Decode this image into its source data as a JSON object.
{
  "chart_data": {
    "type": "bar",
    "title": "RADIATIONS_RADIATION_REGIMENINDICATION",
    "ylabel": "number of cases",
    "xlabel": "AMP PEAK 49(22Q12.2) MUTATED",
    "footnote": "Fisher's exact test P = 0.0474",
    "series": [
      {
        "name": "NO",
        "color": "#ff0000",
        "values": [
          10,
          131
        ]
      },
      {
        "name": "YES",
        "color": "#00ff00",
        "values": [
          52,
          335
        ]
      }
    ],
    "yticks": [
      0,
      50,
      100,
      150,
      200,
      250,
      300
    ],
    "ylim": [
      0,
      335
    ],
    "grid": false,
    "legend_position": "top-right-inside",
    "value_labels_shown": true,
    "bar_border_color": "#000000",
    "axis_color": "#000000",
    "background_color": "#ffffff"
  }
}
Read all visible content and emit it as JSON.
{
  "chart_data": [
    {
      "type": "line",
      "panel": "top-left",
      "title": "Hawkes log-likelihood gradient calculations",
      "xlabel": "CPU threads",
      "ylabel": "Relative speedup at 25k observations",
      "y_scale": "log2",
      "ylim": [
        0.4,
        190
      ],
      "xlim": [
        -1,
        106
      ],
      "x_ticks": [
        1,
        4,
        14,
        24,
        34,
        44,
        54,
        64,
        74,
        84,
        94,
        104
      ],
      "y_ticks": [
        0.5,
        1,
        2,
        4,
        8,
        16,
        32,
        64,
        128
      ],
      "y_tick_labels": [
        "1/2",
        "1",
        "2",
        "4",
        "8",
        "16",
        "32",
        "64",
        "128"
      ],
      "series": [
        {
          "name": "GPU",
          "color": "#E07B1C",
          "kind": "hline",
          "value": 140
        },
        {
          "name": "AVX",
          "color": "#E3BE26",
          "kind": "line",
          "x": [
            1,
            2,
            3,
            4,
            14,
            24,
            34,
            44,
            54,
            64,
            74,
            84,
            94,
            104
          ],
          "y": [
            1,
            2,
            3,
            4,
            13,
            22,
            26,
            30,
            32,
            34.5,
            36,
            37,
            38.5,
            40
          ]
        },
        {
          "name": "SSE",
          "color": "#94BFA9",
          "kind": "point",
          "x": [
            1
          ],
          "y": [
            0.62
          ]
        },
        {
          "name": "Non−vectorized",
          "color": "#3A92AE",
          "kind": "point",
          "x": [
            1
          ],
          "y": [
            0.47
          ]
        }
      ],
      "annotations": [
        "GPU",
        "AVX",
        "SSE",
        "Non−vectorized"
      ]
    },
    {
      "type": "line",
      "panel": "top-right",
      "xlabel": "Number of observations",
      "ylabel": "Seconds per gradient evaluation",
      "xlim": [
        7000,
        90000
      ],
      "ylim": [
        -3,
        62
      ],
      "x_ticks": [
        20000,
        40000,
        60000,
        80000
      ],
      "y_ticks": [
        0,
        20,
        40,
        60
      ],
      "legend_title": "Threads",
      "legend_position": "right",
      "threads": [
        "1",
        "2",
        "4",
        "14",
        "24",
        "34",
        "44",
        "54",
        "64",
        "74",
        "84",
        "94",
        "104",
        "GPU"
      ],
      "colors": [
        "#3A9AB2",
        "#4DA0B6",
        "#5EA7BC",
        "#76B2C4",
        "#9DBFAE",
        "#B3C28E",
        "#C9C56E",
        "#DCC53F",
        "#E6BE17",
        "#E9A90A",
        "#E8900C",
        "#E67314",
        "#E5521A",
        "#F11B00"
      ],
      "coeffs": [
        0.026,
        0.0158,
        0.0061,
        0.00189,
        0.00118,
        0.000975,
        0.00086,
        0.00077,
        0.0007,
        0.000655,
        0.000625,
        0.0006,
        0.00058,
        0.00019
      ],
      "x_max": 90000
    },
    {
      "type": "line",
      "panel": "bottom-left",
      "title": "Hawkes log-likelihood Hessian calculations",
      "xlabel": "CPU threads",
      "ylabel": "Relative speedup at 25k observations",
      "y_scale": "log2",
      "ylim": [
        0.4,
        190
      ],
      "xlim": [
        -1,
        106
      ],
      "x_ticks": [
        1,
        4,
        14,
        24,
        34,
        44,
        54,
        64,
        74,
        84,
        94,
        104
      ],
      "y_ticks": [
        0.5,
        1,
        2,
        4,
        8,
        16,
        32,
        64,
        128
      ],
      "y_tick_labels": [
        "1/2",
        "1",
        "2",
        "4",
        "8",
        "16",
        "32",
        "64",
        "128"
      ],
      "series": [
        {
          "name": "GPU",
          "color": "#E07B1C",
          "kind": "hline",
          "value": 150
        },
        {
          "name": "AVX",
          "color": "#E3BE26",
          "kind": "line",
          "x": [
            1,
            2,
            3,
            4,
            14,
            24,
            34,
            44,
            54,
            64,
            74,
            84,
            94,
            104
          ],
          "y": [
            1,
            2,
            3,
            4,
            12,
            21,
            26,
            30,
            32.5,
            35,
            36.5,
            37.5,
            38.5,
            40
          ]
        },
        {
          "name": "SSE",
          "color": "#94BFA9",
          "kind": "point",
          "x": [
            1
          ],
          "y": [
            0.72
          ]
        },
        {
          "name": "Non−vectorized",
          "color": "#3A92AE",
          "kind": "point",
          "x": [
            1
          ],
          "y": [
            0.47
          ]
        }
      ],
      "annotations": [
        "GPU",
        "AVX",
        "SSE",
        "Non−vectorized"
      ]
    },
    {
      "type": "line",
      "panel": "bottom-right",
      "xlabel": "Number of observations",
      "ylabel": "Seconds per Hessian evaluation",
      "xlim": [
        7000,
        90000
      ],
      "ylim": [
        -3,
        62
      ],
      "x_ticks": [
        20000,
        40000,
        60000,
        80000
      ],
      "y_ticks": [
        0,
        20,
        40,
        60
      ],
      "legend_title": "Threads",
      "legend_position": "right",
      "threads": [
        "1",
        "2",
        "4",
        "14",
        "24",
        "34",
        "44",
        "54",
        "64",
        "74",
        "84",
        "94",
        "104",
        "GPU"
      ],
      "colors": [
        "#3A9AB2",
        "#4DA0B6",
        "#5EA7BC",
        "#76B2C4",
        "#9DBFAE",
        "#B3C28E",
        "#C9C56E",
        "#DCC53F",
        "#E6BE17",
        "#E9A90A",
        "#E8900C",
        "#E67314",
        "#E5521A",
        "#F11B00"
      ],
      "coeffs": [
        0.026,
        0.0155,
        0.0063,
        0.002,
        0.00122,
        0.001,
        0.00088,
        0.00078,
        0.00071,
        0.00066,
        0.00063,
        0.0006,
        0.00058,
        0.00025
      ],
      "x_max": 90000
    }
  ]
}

━━━━

=== SET EXERCISE ===
Copy every line that includes the string "right" from the material above.

=== TASK RESPONSE ===
    "legend_position": "top-right-inside",
      "panel": "top-right",
      "legend_position": "right",
      "panel": "bottom-right",
      "legend_position": "right",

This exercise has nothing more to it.